## ROWS:
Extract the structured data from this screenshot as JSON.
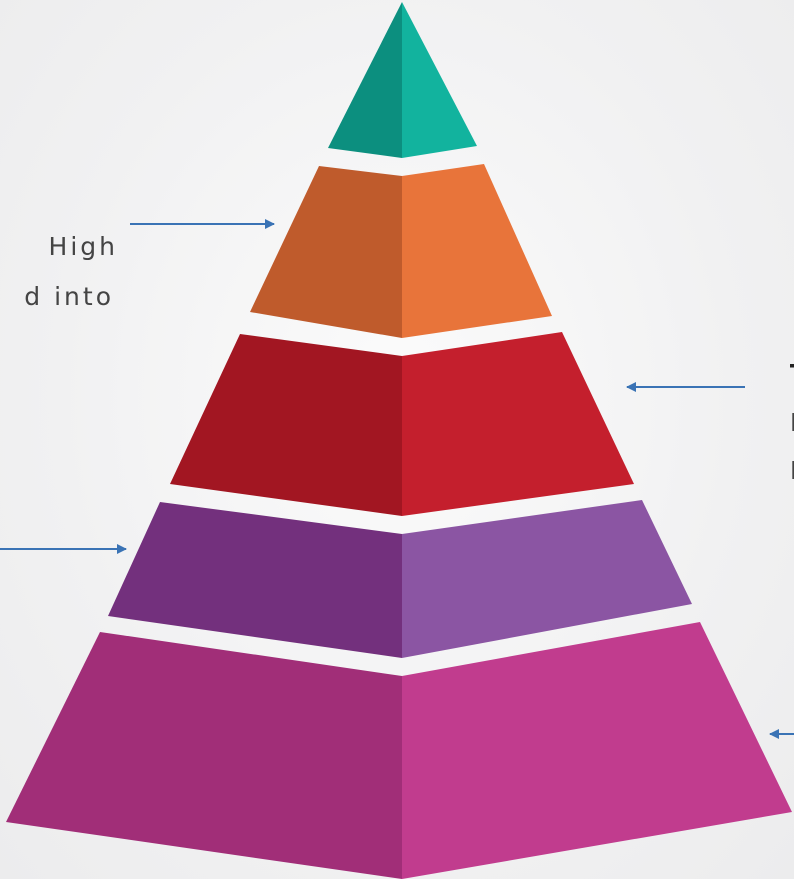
{
  "colors": {
    "tier1_left": "#0c8f7f",
    "tier1_right": "#12b39e",
    "tier2_left": "#bf5b2c",
    "tier2_right": "#e8743a",
    "tier3_left": "#a21622",
    "tier3_right": "#c41f2d",
    "tier4_left": "#73307d",
    "tier4_right": "#8b55a3",
    "tier5_left": "#a12e78",
    "tier5_right": "#c13c8e",
    "arrow": "#3a73b5"
  },
  "labels": {
    "left_tier2_line1": "High",
    "left_tier2_line2": "d into",
    "right_tier3_heading": "T",
    "right_tier3_line1": "L",
    "right_tier3_line2": "P"
  }
}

## PROBLEM:
The pictures should not be reproduced; quote all of the other material exactly.

## FULL OUTPUT:
Extract the structured data from this screenshot as JSON.
{
  "colors": {
    "tier1_left": "#0c8f7f",
    "tier1_right": "#12b39e",
    "tier2_left": "#bf5b2c",
    "tier2_right": "#e8743a",
    "tier3_left": "#a21622",
    "tier3_right": "#c41f2d",
    "tier4_left": "#73307d",
    "tier4_right": "#8b55a3",
    "tier5_left": "#a12e78",
    "tier5_right": "#c13c8e",
    "arrow": "#3a73b5"
  },
  "labels": {
    "left_tier2_line1": "High",
    "left_tier2_line2": "d into",
    "right_tier3_heading": "T",
    "right_tier3_line1": "L",
    "right_tier3_line2": "P"
  }
}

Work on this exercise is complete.